Would you quote the material below in full and unchanged?

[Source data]
* * *
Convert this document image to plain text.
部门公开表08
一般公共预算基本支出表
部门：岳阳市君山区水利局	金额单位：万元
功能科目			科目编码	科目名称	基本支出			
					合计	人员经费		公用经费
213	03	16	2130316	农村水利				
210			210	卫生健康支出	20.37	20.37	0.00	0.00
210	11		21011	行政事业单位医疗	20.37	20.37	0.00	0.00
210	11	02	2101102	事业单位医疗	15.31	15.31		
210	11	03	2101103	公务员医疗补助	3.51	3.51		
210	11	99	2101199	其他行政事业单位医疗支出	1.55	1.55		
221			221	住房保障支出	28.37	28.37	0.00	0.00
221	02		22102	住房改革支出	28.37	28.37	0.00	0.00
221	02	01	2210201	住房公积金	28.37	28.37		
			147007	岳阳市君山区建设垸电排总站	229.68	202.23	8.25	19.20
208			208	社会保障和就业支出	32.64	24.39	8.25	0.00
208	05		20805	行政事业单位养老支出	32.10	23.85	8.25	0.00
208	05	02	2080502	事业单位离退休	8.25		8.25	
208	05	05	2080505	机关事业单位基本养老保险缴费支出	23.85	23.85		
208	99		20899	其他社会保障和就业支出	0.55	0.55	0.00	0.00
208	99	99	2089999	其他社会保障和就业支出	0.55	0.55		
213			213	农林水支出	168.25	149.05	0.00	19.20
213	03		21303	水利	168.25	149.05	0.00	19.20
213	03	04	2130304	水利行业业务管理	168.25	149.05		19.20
* * *
→ **Problem solution**
Convert this document image to plain text.
部门公开表08
一般公共预算基本支出表
部门：岳阳市君山区水利局	金额单位：万元
功能科目			科目编码	科目名称	基本支出			
					合计	人员经费		公用经费
213	03	16	2130316	农村水利				
210			210	卫生健康支出	20.37	20.37	0.00	0.00
210	11		21011	行政事业单位医疗	20.37	20.37	0.00	0.00
210	11	02	2101102	事业单位医疗	15.31	15.31		
210	11	03	2101103	公务员医疗补助	3.51	3.51		
210	11	99	2101199	其他行政事业单位医疗支出	1.55	1.55		
221			221	住房保障支出	28.37	28.37	0.00	0.00
221	02		22102	住房改革支出	28.37	28.37	0.00	0.00
221	02	01	2210201	住房公积金	28.37	28.37		
			147007	岳阳市君山区建设垸电排总站	229.68	202.23	8.25	19.20
208			208	社会保障和就业支出	32.64	24.39	8.25	0.00
208	05		20805	行政事业单位养老支出	32.10	23.85	8.25	0.00
208	05	02	2080502	事业单位离退休	8.25		8.25	
208	05	05	2080505	机关事业单位基本养老保险缴费支出	23.85	23.85		
208	99		20899	其他社会保障和就业支出	0.55	0.55	0.00	0.00
208	99	99	2089999	其他社会保障和就业支出	0.55	0.55		
213			213	农林水支出	168.25	149.05	0.00	19.20
213	03		21303	水利	168.25	149.05	0.00	19.20
213	03	04	2130304	水利行业业务管理	168.25	149.05		19.20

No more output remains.